(Stored entries)
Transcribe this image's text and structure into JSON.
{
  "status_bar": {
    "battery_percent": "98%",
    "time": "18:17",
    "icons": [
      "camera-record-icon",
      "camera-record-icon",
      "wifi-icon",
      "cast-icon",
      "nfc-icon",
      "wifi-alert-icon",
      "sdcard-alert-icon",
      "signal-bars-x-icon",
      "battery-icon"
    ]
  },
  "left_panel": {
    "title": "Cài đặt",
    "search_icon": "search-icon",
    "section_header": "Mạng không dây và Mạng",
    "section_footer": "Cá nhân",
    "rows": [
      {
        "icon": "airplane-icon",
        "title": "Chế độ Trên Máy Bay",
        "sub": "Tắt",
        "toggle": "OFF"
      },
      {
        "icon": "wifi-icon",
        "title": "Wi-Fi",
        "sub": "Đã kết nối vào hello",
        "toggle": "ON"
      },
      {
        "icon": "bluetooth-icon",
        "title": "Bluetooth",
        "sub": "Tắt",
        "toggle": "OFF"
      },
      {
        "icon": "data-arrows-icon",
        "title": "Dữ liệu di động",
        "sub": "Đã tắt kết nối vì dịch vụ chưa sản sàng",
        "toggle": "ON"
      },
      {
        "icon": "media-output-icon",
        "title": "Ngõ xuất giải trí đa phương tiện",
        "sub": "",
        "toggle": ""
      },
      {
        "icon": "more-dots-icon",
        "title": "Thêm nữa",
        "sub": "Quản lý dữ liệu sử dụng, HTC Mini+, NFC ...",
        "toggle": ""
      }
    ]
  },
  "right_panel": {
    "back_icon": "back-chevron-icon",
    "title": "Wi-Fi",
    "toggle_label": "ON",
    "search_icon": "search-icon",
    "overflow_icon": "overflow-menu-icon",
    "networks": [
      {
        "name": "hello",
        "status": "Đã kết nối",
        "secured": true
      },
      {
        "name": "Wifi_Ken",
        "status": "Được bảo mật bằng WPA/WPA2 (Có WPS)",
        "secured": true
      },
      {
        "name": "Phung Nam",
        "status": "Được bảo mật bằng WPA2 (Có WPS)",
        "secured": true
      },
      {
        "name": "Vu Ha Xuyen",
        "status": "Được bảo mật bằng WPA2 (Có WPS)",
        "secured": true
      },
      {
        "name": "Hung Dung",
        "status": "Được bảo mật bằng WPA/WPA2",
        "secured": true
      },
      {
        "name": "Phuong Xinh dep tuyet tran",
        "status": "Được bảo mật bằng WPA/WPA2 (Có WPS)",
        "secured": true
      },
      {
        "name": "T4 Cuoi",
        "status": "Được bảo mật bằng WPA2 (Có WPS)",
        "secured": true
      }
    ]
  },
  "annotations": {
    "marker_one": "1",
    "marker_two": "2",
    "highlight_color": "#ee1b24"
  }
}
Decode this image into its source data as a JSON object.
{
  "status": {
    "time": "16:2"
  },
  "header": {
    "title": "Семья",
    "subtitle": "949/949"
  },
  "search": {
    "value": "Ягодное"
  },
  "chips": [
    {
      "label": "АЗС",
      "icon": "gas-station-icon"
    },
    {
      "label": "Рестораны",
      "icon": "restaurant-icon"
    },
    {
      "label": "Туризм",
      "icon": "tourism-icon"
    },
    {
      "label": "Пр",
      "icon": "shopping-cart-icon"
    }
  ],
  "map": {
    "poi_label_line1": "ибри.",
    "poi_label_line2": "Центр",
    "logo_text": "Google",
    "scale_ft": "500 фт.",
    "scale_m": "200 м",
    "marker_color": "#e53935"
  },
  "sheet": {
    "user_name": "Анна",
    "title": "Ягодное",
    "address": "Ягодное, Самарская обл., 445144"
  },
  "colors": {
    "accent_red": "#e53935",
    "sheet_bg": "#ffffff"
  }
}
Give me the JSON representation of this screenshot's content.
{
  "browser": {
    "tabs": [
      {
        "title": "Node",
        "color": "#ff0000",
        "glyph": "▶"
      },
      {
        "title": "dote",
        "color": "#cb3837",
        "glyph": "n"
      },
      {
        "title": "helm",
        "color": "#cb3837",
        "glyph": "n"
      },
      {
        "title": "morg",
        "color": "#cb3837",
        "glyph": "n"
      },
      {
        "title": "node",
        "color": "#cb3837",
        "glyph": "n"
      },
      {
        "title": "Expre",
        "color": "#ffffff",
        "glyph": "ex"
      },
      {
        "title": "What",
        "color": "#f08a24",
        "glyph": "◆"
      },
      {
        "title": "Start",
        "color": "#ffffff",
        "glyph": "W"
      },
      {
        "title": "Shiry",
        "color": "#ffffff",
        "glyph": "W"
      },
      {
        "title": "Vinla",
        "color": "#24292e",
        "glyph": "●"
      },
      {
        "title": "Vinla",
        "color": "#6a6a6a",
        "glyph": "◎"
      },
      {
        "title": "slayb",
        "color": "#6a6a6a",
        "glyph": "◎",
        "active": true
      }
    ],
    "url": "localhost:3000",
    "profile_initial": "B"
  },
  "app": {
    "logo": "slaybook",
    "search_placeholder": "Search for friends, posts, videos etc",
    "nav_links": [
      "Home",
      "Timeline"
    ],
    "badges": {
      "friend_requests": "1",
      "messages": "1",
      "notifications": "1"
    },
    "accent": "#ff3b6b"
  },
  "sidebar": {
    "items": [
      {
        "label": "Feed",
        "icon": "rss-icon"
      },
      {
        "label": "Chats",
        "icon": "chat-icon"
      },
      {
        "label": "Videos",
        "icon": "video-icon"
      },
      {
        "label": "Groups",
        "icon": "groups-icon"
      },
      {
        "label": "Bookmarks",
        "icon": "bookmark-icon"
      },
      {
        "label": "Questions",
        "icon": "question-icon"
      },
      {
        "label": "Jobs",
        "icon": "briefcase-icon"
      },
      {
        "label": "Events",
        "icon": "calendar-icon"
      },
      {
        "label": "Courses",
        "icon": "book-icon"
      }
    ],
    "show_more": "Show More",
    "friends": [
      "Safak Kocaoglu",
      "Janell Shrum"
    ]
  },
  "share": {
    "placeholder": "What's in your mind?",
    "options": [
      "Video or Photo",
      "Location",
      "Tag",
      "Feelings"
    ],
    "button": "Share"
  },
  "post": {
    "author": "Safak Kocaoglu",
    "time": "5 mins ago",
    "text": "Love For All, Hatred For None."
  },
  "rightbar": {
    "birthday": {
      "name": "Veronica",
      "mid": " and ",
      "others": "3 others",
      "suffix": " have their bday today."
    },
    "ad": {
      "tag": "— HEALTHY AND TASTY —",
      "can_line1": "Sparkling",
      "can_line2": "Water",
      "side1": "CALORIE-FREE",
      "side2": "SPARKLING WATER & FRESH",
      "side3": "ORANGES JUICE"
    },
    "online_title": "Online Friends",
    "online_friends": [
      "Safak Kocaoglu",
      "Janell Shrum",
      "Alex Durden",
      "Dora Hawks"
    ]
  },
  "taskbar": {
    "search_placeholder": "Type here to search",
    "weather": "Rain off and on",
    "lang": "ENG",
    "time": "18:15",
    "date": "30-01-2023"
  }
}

- Your instructions: Copy out each line above, character for character.

- Expected answer:
Transcribe this image's text and structure into JSON.
{
  "status_bar": {
    "battery_percent": "98%",
    "time": "18:17",
    "icons": [
      "camera-record-icon",
      "camera-record-icon",
      "wifi-icon",
      "cast-icon",
      "nfc-icon",
      "wifi-alert-icon",
      "sdcard-alert-icon",
      "signal-bars-x-icon",
      "battery-icon"
    ]
  },
  "left_panel": {
    "title": "Cài đặt",
    "search_icon": "search-icon",
    "section_header": "Mạng không dây và Mạng",
    "section_footer": "Cá nhân",
    "rows": [
      {
        "icon": "airplane-icon",
        "title": "Chế độ Trên Máy Bay",
        "sub": "Tắt",
        "toggle": "OFF"
      },
      {
        "icon": "wifi-icon",
        "title": "Wi-Fi",
        "sub": "Đã kết nối vào hello",
        "toggle": "ON"
      },
      {
        "icon": "bluetooth-icon",
        "title": "Bluetooth",
        "sub": "Tắt",
        "toggle": "OFF"
      },
      {
        "icon": "data-arrows-icon",
        "title": "Dữ liệu di động",
        "sub": "Đã tắt kết nối vì dịch vụ chưa sản sàng",
        "toggle": "ON"
      },
      {
        "icon": "media-output-icon",
        "title": "Ngõ xuất giải trí đa phương tiện",
        "sub": "",
        "toggle": ""
      },
      {
        "icon": "more-dots-icon",
        "title": "Thêm nữa",
        "sub": "Quản lý dữ liệu sử dụng, HTC Mini+, NFC ...",
        "toggle": ""
      }
    ]
  },
  "right_panel": {
    "back_icon": "back-chevron-icon",
    "title": "Wi-Fi",
    "toggle_label": "ON",
    "search_icon": "search-icon",
    "overflow_icon": "overflow-menu-icon",
    "networks": [
      {
        "name": "hello",
        "status": "Đã kết nối",
        "secured": true
      },
      {
        "name": "Wifi_Ken",
        "status": "Được bảo mật bằng WPA/WPA2 (Có WPS)",
        "secured": true
      },
      {
        "name": "Phung Nam",
        "status": "Được bảo mật bằng WPA2 (Có WPS)",
        "secured": true
      },
      {
        "name": "Vu Ha Xuyen",
        "status": "Được bảo mật bằng WPA2 (Có WPS)",
        "secured": true
      },
      {
        "name": "Hung Dung",
        "status": "Được bảo mật bằng WPA/WPA2",
        "secured": true
      },
      {
        "name": "Phuong Xinh dep tuyet tran",
        "status": "Được bảo mật bằng WPA/WPA2 (Có WPS)",
        "secured": true
      },
      {
        "name": "T4 Cuoi",
        "status": "Được bảo mật bằng WPA2 (Có WPS)",
        "secured": true
      }
    ]
  },
  "annotations": {
    "marker_one": "1",
    "marker_two": "2",
    "highlight_color": "#ee1b24"
  }
}
Decode this image into its source data as a JSON object.
{
  "status": {
    "time": "16:2"
  },
  "header": {
    "title": "Семья",
    "subtitle": "949/949"
  },
  "search": {
    "value": "Ягодное"
  },
  "chips": [
    {
      "label": "АЗС",
      "icon": "gas-station-icon"
    },
    {
      "label": "Рестораны",
      "icon": "restaurant-icon"
    },
    {
      "label": "Туризм",
      "icon": "tourism-icon"
    },
    {
      "label": "Пр",
      "icon": "shopping-cart-icon"
    }
  ],
  "map": {
    "poi_label_line1": "ибри.",
    "poi_label_line2": "Центр",
    "logo_text": "Google",
    "scale_ft": "500 фт.",
    "scale_m": "200 м",
    "marker_color": "#e53935"
  },
  "sheet": {
    "user_name": "Анна",
    "title": "Ягодное",
    "address": "Ягодное, Самарская обл., 445144"
  },
  "colors": {
    "accent_red": "#e53935",
    "sheet_bg": "#ffffff"
  }
}
Give me the JSON representation of this screenshot's content.
{
  "browser": {
    "tabs": [
      {
        "title": "Node",
        "color": "#ff0000",
        "glyph": "▶"
      },
      {
        "title": "dote",
        "color": "#cb3837",
        "glyph": "n"
      },
      {
        "title": "helm",
        "color": "#cb3837",
        "glyph": "n"
      },
      {
        "title": "morg",
        "color": "#cb3837",
        "glyph": "n"
      },
      {
        "title": "node",
        "color": "#cb3837",
        "glyph": "n"
      },
      {
        "title": "Expre",
        "color": "#ffffff",
        "glyph": "ex"
      },
      {
        "title": "What",
        "color": "#f08a24",
        "glyph": "◆"
      },
      {
        "title": "Start",
        "color": "#ffffff",
        "glyph": "W"
      },
      {
        "title": "Shiry",
        "color": "#ffffff",
        "glyph": "W"
      },
      {
        "title": "Vinla",
        "color": "#24292e",
        "glyph": "●"
      },
      {
        "title": "Vinla",
        "color": "#6a6a6a",
        "glyph": "◎"
      },
      {
        "title": "slayb",
        "color": "#6a6a6a",
        "glyph": "◎",
        "active": true
      }
    ],
    "url": "localhost:3000",
    "profile_initial": "B"
  },
  "app": {
    "logo": "slaybook",
    "search_placeholder": "Search for friends, posts, videos etc",
    "nav_links": [
      "Home",
      "Timeline"
    ],
    "badges": {
      "friend_requests": "1",
      "messages": "1",
      "notifications": "1"
    },
    "accent": "#ff3b6b"
  },
  "sidebar": {
    "items": [
      {
        "label": "Feed",
        "icon": "rss-icon"
      },
      {
        "label": "Chats",
        "icon": "chat-icon"
      },
      {
        "label": "Videos",
        "icon": "video-icon"
      },
      {
        "label": "Groups",
        "icon": "groups-icon"
      },
      {
        "label": "Bookmarks",
        "icon": "bookmark-icon"
      },
      {
        "label": "Questions",
        "icon": "question-icon"
      },
      {
        "label": "Jobs",
        "icon": "briefcase-icon"
      },
      {
        "label": "Events",
        "icon": "calendar-icon"
      },
      {
        "label": "Courses",
        "icon": "book-icon"
      }
    ],
    "show_more": "Show More",
    "friends": [
      "Safak Kocaoglu",
      "Janell Shrum"
    ]
  },
  "share": {
    "placeholder": "What's in your mind?",
    "options": [
      "Video or Photo",
      "Location",
      "Tag",
      "Feelings"
    ],
    "button": "Share"
  },
  "post": {
    "author": "Safak Kocaoglu",
    "time": "5 mins ago",
    "text": "Love For All, Hatred For None."
  },
  "rightbar": {
    "birthday": {
      "name": "Veronica",
      "mid": " and ",
      "others": "3 others",
      "suffix": " have their bday today."
    },
    "ad": {
      "tag": "— HEALTHY AND TASTY —",
      "can_line1": "Sparkling",
      "can_line2": "Water",
      "side1": "CALORIE-FREE",
      "side2": "SPARKLING WATER & FRESH",
      "side3": "ORANGES JUICE"
    },
    "online_title": "Online Friends",
    "online_friends": [
      "Safak Kocaoglu",
      "Janell Shrum",
      "Alex Durden",
      "Dora Hawks"
    ]
  },
  "taskbar": {
    "search_placeholder": "Type here to search",
    "weather": "Rain off and on",
    "lang": "ENG",
    "time": "18:15",
    "date": "30-01-2023"
  }
}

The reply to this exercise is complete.